[Stated problem] Copy the lines of the listing below word for word. Begin at the line that has "logo-left xyxy=(28,686,104,760)" and stop after the line that has "pie-slice xyxy=(507,339,582,466)".

[Annotated element entries]

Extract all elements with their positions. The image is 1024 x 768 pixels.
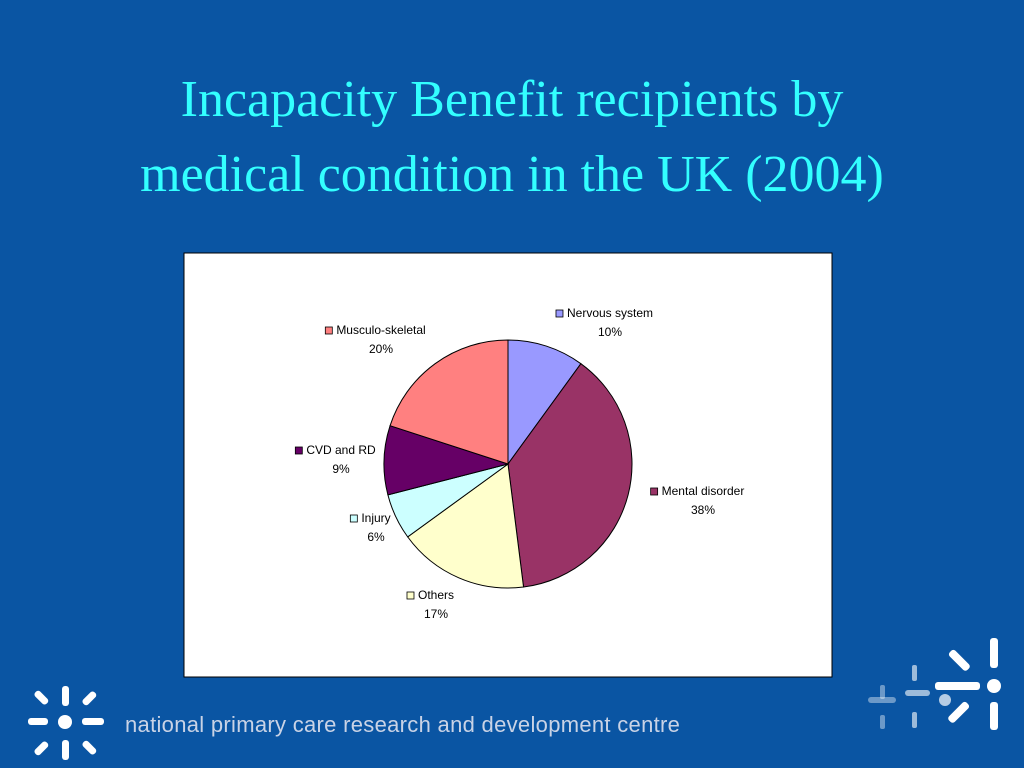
logo-left xyxy=(28,686,104,760)
legend-label: Nervous system xyxy=(567,306,653,320)
data-label: 9% xyxy=(332,462,350,476)
legend-key xyxy=(555,309,564,318)
pie-slice xyxy=(406,463,525,589)
data-label: 10% xyxy=(598,325,622,339)
title-line: Incapacity Benefit recipients by xyxy=(180,71,844,128)
legend-label: Musculo-skeletal xyxy=(336,323,425,337)
pie-slice xyxy=(507,339,582,466)
legend-label: Injury xyxy=(361,511,390,525)
pie-slice xyxy=(507,362,633,588)
data-label: 20% xyxy=(369,342,393,356)
data-label: 17% xyxy=(424,607,448,621)
pie-slice xyxy=(389,339,509,465)
logo-right xyxy=(868,638,1001,730)
legend-key xyxy=(349,514,358,523)
footer-text: national primary care research and devel… xyxy=(125,712,681,737)
legend-key xyxy=(650,487,659,496)
legend-label: CVD and RD xyxy=(306,443,376,457)
legend-key xyxy=(324,326,333,335)
legend-label: Mental disorder xyxy=(662,484,745,498)
data-label: 6% xyxy=(367,530,385,544)
legend-key xyxy=(406,591,415,600)
legend-key xyxy=(294,446,303,455)
data-label: 38% xyxy=(691,503,715,517)
legend-label: Others xyxy=(418,588,454,602)
title-line: medical condition in the UK (2004) xyxy=(140,146,884,203)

[Task output]
logo-left xyxy=(28,686,104,760)
legend-label: Nervous system xyxy=(567,306,653,320)
data-label: 9% xyxy=(332,462,350,476)
legend-key xyxy=(555,309,564,318)
pie-slice xyxy=(406,463,525,589)
data-label: 10% xyxy=(598,325,622,339)
title-line: Incapacity Benefit recipients by xyxy=(180,71,844,128)
legend-label: Musculo-skeletal xyxy=(336,323,425,337)
pie-slice xyxy=(507,339,582,466)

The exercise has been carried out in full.